● **Written task**
Gather from the listing below each line that includes the word "sensor", and copy it.

##### Provided data #####

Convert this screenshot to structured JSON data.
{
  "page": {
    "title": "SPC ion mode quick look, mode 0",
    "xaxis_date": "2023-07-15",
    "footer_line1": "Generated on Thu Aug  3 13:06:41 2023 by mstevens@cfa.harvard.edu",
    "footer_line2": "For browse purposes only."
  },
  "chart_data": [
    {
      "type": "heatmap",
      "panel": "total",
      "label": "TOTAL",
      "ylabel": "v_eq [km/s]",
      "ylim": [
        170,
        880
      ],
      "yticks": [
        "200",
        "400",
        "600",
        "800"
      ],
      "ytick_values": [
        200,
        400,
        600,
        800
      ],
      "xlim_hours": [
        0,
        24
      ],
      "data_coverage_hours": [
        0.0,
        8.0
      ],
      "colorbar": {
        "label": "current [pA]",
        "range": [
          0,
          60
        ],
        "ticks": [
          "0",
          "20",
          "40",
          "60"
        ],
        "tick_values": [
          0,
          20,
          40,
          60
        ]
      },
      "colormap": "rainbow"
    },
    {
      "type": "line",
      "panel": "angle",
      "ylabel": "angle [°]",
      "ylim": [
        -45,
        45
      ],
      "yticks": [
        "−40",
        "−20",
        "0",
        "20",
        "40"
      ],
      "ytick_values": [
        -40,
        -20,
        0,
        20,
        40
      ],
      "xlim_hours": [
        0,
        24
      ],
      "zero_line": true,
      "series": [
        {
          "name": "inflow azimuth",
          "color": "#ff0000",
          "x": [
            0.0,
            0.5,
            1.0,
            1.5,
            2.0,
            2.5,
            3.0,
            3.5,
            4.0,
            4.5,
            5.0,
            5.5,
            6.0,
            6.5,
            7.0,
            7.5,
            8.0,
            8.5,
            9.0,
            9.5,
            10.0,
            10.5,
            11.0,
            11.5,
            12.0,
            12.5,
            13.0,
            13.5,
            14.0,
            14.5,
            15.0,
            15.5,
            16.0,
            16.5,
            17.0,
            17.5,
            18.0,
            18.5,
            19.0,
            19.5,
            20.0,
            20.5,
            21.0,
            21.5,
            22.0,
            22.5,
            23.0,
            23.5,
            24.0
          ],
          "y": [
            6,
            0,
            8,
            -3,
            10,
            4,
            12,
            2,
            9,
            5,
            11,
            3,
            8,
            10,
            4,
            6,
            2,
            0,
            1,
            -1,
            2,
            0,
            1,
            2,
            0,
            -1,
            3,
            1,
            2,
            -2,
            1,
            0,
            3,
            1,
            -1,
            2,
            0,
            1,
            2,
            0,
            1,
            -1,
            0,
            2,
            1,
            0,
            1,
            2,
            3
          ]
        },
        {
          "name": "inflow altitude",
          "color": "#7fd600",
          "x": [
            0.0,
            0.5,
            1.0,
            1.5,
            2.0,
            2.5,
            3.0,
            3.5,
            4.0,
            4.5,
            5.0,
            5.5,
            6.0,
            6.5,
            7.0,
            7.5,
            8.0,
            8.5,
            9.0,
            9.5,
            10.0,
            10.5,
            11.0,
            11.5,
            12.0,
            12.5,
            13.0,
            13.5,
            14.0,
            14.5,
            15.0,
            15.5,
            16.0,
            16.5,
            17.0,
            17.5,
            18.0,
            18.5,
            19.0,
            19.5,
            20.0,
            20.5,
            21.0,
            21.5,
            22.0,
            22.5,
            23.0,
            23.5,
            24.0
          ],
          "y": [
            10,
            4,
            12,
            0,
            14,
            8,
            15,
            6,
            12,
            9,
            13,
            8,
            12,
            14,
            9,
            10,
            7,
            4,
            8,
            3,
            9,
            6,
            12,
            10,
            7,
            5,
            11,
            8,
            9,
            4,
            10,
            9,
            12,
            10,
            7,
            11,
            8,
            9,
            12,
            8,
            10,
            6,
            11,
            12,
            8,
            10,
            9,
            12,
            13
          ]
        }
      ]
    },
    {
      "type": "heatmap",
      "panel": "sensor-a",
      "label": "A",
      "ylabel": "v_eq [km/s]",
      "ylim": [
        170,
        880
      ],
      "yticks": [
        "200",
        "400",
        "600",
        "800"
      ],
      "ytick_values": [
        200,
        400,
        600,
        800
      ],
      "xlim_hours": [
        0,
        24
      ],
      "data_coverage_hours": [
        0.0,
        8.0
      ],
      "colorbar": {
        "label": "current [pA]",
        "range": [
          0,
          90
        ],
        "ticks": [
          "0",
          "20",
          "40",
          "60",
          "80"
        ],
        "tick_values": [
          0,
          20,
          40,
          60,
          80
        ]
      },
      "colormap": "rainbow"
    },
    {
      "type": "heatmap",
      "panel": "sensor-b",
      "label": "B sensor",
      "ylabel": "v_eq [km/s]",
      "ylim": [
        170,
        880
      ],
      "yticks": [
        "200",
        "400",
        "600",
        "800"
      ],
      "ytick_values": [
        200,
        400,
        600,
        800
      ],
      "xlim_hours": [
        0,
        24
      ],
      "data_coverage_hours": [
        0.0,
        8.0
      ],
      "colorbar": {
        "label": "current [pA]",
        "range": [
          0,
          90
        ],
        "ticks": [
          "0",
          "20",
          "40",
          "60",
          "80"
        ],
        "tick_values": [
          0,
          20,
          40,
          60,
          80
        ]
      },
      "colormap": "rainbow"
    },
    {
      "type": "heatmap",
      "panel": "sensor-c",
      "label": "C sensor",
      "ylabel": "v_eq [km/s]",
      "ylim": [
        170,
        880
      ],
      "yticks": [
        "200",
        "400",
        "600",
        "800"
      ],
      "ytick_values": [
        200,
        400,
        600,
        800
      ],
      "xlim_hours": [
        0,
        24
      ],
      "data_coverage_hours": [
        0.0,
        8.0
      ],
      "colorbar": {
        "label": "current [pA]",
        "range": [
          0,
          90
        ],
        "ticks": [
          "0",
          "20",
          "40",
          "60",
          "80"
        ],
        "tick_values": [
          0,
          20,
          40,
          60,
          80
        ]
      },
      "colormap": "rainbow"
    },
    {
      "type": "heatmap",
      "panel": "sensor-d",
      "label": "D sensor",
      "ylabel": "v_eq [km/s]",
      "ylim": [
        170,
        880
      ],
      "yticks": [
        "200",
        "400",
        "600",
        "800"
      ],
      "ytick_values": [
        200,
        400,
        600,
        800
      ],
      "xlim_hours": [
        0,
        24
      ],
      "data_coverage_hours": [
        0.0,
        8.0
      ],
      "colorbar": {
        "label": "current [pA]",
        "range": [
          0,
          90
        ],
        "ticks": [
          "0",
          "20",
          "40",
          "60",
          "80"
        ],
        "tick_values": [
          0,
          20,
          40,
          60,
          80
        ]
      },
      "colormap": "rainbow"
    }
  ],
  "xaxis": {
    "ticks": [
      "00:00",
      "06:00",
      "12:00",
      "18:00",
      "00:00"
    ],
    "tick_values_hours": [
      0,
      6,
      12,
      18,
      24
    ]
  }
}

#####

● **Result below**
      "panel": "sensor-a",
      "panel": "sensor-b",
      "label": "B sensor",
      "panel": "sensor-c",
      "label": "C sensor",
      "panel": "sensor-d",
      "label": "D sensor",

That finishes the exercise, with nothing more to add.